THE EXERCISE: Return all of the entries exactly as written.

INPUT:
• • • • •

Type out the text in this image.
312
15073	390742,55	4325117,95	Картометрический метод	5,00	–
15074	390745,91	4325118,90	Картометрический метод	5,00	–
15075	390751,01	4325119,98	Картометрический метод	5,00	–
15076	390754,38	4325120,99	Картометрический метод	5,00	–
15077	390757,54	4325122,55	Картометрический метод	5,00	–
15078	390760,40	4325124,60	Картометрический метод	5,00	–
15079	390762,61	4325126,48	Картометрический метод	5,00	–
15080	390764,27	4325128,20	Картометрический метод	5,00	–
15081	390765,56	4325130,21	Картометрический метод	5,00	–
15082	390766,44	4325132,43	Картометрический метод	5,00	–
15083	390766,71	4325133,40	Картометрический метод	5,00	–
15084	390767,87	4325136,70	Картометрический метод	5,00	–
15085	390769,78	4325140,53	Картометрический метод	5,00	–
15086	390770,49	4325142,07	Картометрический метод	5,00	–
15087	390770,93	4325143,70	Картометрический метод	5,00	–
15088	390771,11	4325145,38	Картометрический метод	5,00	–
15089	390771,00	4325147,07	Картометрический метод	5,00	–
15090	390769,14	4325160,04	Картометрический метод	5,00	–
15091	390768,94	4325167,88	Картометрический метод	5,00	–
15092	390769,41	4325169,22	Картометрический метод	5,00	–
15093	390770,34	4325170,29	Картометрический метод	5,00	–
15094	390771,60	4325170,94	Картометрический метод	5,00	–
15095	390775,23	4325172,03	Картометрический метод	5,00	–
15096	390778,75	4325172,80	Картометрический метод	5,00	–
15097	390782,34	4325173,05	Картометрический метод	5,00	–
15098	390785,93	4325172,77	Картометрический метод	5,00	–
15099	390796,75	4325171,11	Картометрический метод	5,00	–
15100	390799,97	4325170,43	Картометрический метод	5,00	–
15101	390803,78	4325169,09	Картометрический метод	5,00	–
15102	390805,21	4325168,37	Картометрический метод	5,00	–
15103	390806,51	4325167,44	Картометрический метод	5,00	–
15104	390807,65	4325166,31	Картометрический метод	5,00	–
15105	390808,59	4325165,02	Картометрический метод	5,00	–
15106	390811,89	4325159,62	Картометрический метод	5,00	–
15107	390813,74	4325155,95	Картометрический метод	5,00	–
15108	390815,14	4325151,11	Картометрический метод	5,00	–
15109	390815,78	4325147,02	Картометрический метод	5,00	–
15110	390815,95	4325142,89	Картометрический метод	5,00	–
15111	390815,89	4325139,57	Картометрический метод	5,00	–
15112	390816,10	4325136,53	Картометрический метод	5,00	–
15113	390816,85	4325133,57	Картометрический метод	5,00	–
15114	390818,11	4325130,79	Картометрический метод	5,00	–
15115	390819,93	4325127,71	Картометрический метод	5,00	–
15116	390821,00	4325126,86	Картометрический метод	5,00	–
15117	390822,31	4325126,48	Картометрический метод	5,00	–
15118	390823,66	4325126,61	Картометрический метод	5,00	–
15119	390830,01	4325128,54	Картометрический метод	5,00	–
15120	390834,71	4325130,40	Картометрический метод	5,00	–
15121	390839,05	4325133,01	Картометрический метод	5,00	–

• • • • •

CORRECT RESULT:
Type out the text in this image.
312
15073	390742,55	4325117,95	Картометрический метод	5,00	–
15074	390745,91	4325118,90	Картометрический метод	5,00	–
15075	390751,01	4325119,98	Картометрический метод	5,00	–
15076	390754,38	4325120,99	Картометрический метод	5,00	–
15077	390757,54	4325122,55	Картометрический метод	5,00	–
15078	390760,40	4325124,60	Картометрический метод	5,00	–
15079	390762,61	4325126,48	Картометрический метод	5,00	–
15080	390764,27	4325128,20	Картометрический метод	5,00	–
15081	390765,56	4325130,21	Картометрический метод	5,00	–
15082	390766,44	4325132,43	Картометрический метод	5,00	–
15083	390766,71	4325133,40	Картометрический метод	5,00	–
15084	390767,87	4325136,70	Картометрический метод	5,00	–
15085	390769,78	4325140,53	Картометрический метод	5,00	–
15086	390770,49	4325142,07	Картометрический метод	5,00	–
15087	390770,93	4325143,70	Картометрический метод	5,00	–
15088	390771,11	4325145,38	Картометрический метод	5,00	–
15089	390771,00	4325147,07	Картометрический метод	5,00	–
15090	390769,14	4325160,04	Картометрический метод	5,00	–
15091	390768,94	4325167,88	Картометрический метод	5,00	–
15092	390769,41	4325169,22	Картометрический метод	5,00	–
15093	390770,34	4325170,29	Картометрический метод	5,00	–
15094	390771,60	4325170,94	Картометрический метод	5,00	–
15095	390775,23	4325172,03	Картометрический метод	5,00	–
15096	390778,75	4325172,80	Картометрический метод	5,00	–
15097	390782,34	4325173,05	Картометрический метод	5,00	–
15098	390785,93	4325172,77	Картометрический метод	5,00	–
15099	390796,75	4325171,11	Картометрический метод	5,00	–
15100	390799,97	4325170,43	Картометрический метод	5,00	–
15101	390803,78	4325169,09	Картометрический метод	5,00	–
15102	390805,21	4325168,37	Картометрический метод	5,00	–
15103	390806,51	4325167,44	Картометрический метод	5,00	–
15104	390807,65	4325166,31	Картометрический метод	5,00	–
15105	390808,59	4325165,02	Картометрический метод	5,00	–
15106	390811,89	4325159,62	Картометрический метод	5,00	–
15107	390813,74	4325155,95	Картометрический метод	5,00	–
15108	390815,14	4325151,11	Картометрический метод	5,00	–
15109	390815,78	4325147,02	Картометрический метод	5,00	–
15110	390815,95	4325142,89	Картометрический метод	5,00	–
15111	390815,89	4325139,57	Картометрический метод	5,00	–
15112	390816,10	4325136,53	Картометрический метод	5,00	–
15113	390816,85	4325133,57	Картометрический метод	5,00	–
15114	390818,11	4325130,79	Картометрический метод	5,00	–
15115	390819,93	4325127,71	Картометрический метод	5,00	–
15116	390821,00	4325126,86	Картометрический метод	5,00	–
15117	390822,31	4325126,48	Картометрический метод	5,00	–
15118	390823,66	4325126,61	Картометрический метод	5,00	–
15119	390830,01	4325128,54	Картометрический метод	5,00	–
15120	390834,71	4325130,40	Картометрический метод	5,00	–
15121	390839,05	4325133,01	Картометрический метод	5,00	–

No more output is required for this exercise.